Copy every line of the data that includes the string "name".

━━━━━ TASK INPUTS

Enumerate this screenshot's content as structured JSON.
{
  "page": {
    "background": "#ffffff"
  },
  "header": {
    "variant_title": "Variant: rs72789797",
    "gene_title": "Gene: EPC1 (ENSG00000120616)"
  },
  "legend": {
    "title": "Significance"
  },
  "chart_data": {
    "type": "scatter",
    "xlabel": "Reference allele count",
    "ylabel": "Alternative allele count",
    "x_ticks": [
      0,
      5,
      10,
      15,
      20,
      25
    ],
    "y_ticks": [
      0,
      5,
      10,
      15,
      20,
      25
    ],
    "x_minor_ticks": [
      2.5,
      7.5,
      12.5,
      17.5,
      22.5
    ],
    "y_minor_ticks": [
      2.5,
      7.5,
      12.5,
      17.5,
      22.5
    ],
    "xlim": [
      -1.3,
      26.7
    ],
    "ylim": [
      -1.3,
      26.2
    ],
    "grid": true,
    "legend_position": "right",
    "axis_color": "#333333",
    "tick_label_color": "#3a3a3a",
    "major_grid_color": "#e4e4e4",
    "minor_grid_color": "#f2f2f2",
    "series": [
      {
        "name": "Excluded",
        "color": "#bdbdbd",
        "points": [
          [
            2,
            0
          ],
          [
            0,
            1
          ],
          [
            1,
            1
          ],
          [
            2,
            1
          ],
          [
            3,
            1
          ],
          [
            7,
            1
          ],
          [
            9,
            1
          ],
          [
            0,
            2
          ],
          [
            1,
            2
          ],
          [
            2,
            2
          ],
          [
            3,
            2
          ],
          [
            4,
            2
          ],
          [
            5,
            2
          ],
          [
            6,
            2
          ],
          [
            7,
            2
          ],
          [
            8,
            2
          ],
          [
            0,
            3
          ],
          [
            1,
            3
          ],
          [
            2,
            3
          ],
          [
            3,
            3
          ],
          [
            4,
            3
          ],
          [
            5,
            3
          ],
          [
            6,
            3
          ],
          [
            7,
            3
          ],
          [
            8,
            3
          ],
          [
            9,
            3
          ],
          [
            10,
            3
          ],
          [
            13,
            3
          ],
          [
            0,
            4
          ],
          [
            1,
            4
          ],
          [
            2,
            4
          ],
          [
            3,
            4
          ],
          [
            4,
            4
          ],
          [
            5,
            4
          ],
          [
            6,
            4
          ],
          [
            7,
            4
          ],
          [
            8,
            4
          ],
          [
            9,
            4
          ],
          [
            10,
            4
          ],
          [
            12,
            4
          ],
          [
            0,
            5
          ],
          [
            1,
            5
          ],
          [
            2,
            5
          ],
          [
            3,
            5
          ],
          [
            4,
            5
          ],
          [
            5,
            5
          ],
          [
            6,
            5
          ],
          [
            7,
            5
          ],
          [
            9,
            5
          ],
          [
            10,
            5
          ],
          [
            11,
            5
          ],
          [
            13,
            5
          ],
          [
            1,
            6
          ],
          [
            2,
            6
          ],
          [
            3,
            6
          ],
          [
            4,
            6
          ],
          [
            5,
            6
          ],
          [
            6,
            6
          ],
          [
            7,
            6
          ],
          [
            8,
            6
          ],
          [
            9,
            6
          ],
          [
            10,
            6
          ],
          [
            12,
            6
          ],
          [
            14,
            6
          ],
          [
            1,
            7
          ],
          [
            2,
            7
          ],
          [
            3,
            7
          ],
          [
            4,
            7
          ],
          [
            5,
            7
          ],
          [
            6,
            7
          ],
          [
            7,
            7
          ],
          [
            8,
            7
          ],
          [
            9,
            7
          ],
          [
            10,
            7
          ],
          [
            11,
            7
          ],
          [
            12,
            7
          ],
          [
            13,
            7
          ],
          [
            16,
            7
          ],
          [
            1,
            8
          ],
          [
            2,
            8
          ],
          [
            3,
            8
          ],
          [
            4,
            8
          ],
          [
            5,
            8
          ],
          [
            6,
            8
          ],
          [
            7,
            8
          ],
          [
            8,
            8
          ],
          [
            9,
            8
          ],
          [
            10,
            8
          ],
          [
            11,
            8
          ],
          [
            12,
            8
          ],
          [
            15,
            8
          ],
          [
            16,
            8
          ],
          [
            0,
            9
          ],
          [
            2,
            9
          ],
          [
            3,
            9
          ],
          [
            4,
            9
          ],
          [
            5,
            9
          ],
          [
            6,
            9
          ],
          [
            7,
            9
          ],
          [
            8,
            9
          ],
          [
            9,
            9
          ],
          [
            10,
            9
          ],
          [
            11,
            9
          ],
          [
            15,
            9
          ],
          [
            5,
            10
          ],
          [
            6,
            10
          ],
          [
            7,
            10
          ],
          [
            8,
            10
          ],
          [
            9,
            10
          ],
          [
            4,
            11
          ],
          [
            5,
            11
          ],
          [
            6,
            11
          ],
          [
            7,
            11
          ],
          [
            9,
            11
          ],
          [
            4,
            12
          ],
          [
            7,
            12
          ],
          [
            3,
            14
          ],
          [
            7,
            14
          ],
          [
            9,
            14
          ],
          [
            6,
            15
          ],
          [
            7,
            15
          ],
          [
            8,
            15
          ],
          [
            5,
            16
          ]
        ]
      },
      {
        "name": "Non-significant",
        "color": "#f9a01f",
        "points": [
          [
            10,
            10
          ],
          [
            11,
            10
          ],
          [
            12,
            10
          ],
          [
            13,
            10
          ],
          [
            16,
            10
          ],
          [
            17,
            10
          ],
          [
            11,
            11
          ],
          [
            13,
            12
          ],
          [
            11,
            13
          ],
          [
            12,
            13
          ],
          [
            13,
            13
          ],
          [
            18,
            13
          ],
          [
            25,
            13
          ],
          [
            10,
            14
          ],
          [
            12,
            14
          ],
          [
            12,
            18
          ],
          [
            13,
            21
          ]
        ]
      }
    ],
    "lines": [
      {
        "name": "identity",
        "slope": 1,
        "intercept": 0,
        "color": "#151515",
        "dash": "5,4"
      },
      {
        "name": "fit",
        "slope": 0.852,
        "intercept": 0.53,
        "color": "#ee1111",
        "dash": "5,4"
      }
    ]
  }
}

━━━━━━━━━━

* _EXERCISE RESPONSE_
        "name": "Excluded",
        "name": "Non-significant",
        "name": "identity",
        "name": "fit",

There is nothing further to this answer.